-- Exercise data start --

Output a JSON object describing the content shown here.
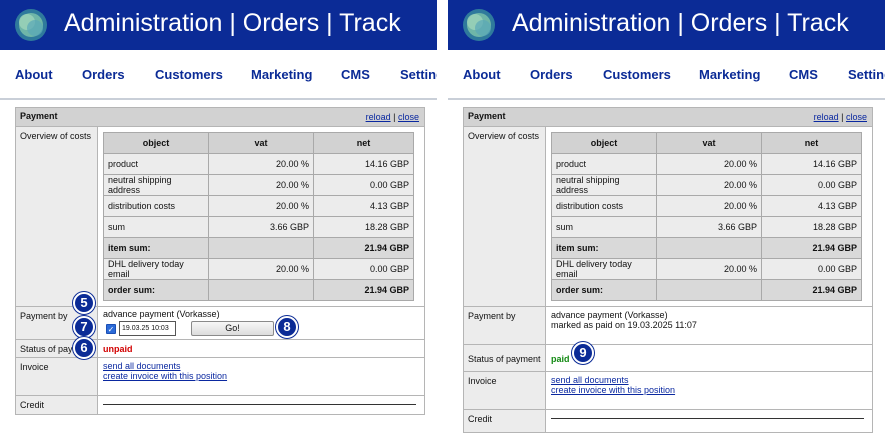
{
  "header": {
    "title": "Administration | Orders | Track"
  },
  "nav": [
    "About",
    "Orders",
    "Customers",
    "Marketing",
    "CMS",
    "Settings"
  ],
  "panel": {
    "title": "Payment",
    "reload": "reload",
    "separator": "|",
    "close": "close",
    "overview_label": "Overview of costs",
    "payment_by_label": "Payment by",
    "status_label": "Status of payment",
    "invoice_label": "Invoice",
    "credit_label": "Credit"
  },
  "costs": {
    "headers": [
      "object",
      "vat",
      "net"
    ],
    "rows": [
      {
        "object": "product",
        "vat": "20.00 %",
        "net": "14.16 GBP"
      },
      {
        "object": "neutral shipping address",
        "vat": "20.00 %",
        "net": "0.00 GBP"
      },
      {
        "object": "distribution costs",
        "vat": "20.00 %",
        "net": "4.13 GBP"
      },
      {
        "object": "sum",
        "vat": "3.66 GBP",
        "net": "18.28 GBP"
      },
      {
        "object": "item sum:",
        "vat": "",
        "net": "21.94 GBP"
      },
      {
        "object": "DHL delivery today email",
        "vat": "20.00 %",
        "net": "0.00 GBP"
      },
      {
        "object": "order sum:",
        "vat": "",
        "net": "21.94 GBP"
      }
    ]
  },
  "left": {
    "payment_method": "advance payment (Vorkasse)",
    "date_value": "19.03.25 10:03",
    "go_label": "Go!",
    "status": "unpaid",
    "status_label_visible": "Status of paym"
  },
  "right": {
    "payment_method": "advance payment (Vorkasse)",
    "marked_text": "marked as paid on 19.03.2025 11:07",
    "status": "paid"
  },
  "invoice_links": [
    "send all documents",
    "create invoice with this position"
  ],
  "badges": {
    "b5": "5",
    "b6": "6",
    "b7": "7",
    "b8": "8",
    "b9": "9"
  },
  "colors": {
    "header_blue": "#0b2b96",
    "unpaid": "#d20000",
    "paid": "#138a13"
  }
}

-- Exercise data end --

### Aim
All entries are to be retyped exactly. Omit any embedded images.

### Solution to this problem
Output a JSON object describing the content shown here.
{
  "header": {
    "title": "Administration | Orders | Track"
  },
  "nav": [
    "About",
    "Orders",
    "Customers",
    "Marketing",
    "CMS",
    "Settings"
  ],
  "panel": {
    "title": "Payment",
    "reload": "reload",
    "separator": "|",
    "close": "close",
    "overview_label": "Overview of costs",
    "payment_by_label": "Payment by",
    "status_label": "Status of payment",
    "invoice_label": "Invoice",
    "credit_label": "Credit"
  },
  "costs": {
    "headers": [
      "object",
      "vat",
      "net"
    ],
    "rows": [
      {
        "object": "product",
        "vat": "20.00 %",
        "net": "14.16 GBP"
      },
      {
        "object": "neutral shipping address",
        "vat": "20.00 %",
        "net": "0.00 GBP"
      },
      {
        "object": "distribution costs",
        "vat": "20.00 %",
        "net": "4.13 GBP"
      },
      {
        "object": "sum",
        "vat": "3.66 GBP",
        "net": "18.28 GBP"
      },
      {
        "object": "item sum:",
        "vat": "",
        "net": "21.94 GBP"
      },
      {
        "object": "DHL delivery today email",
        "vat": "20.00 %",
        "net": "0.00 GBP"
      },
      {
        "object": "order sum:",
        "vat": "",
        "net": "21.94 GBP"
      }
    ]
  },
  "left": {
    "payment_method": "advance payment (Vorkasse)",
    "date_value": "19.03.25 10:03",
    "go_label": "Go!",
    "status": "unpaid",
    "status_label_visible": "Status of paym"
  },
  "right": {
    "payment_method": "advance payment (Vorkasse)",
    "marked_text": "marked as paid on 19.03.2025 11:07",
    "status": "paid"
  },
  "invoice_links": [
    "send all documents",
    "create invoice with this position"
  ],
  "badges": {
    "b5": "5",
    "b6": "6",
    "b7": "7",
    "b8": "8",
    "b9": "9"
  },
  "colors": {
    "header_blue": "#0b2b96",
    "unpaid": "#d20000",
    "paid": "#138a13"
  }
}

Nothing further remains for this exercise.